Directions ::
Can the data below be echoed back word for word?

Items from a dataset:
—————

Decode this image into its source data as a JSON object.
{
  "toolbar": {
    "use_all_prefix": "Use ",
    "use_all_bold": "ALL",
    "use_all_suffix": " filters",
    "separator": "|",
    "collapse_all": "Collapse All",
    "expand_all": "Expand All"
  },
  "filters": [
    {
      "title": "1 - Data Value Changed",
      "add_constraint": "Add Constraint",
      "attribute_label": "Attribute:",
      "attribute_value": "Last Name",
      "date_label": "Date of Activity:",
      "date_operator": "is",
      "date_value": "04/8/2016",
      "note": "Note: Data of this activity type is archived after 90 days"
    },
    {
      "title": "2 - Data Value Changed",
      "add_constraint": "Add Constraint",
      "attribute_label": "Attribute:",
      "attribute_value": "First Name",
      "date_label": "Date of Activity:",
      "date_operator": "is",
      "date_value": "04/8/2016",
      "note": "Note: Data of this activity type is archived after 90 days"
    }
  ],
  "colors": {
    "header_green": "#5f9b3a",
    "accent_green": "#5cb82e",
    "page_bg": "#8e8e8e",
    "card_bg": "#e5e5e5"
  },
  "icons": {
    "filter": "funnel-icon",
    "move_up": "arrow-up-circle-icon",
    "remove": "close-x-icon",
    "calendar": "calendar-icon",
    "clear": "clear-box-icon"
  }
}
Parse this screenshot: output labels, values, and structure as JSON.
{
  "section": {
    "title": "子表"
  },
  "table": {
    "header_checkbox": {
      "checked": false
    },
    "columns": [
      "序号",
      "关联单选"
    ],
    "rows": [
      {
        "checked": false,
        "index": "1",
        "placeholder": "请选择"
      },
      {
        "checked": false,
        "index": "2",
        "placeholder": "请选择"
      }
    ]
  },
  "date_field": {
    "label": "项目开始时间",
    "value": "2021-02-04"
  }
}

—————

Right answer ::
Decode this image into its source data as a JSON object.
{
  "toolbar": {
    "use_all_prefix": "Use ",
    "use_all_bold": "ALL",
    "use_all_suffix": " filters",
    "separator": "|",
    "collapse_all": "Collapse All",
    "expand_all": "Expand All"
  },
  "filters": [
    {
      "title": "1 - Data Value Changed",
      "add_constraint": "Add Constraint",
      "attribute_label": "Attribute:",
      "attribute_value": "Last Name",
      "date_label": "Date of Activity:",
      "date_operator": "is",
      "date_value": "04/8/2016",
      "note": "Note: Data of this activity type is archived after 90 days"
    },
    {
      "title": "2 - Data Value Changed",
      "add_constraint": "Add Constraint",
      "attribute_label": "Attribute:",
      "attribute_value": "First Name",
      "date_label": "Date of Activity:",
      "date_operator": "is",
      "date_value": "04/8/2016",
      "note": "Note: Data of this activity type is archived after 90 days"
    }
  ],
  "colors": {
    "header_green": "#5f9b3a",
    "accent_green": "#5cb82e",
    "page_bg": "#8e8e8e",
    "card_bg": "#e5e5e5"
  },
  "icons": {
    "filter": "funnel-icon",
    "move_up": "arrow-up-circle-icon",
    "remove": "close-x-icon",
    "calendar": "calendar-icon",
    "clear": "clear-box-icon"
  }
}
Parse this screenshot: output labels, values, and structure as JSON.
{
  "section": {
    "title": "子表"
  },
  "table": {
    "header_checkbox": {
      "checked": false
    },
    "columns": [
      "序号",
      "关联单选"
    ],
    "rows": [
      {
        "checked": false,
        "index": "1",
        "placeholder": "请选择"
      },
      {
        "checked": false,
        "index": "2",
        "placeholder": "请选择"
      }
    ]
  },
  "date_field": {
    "label": "项目开始时间",
    "value": "2021-02-04"
  }
}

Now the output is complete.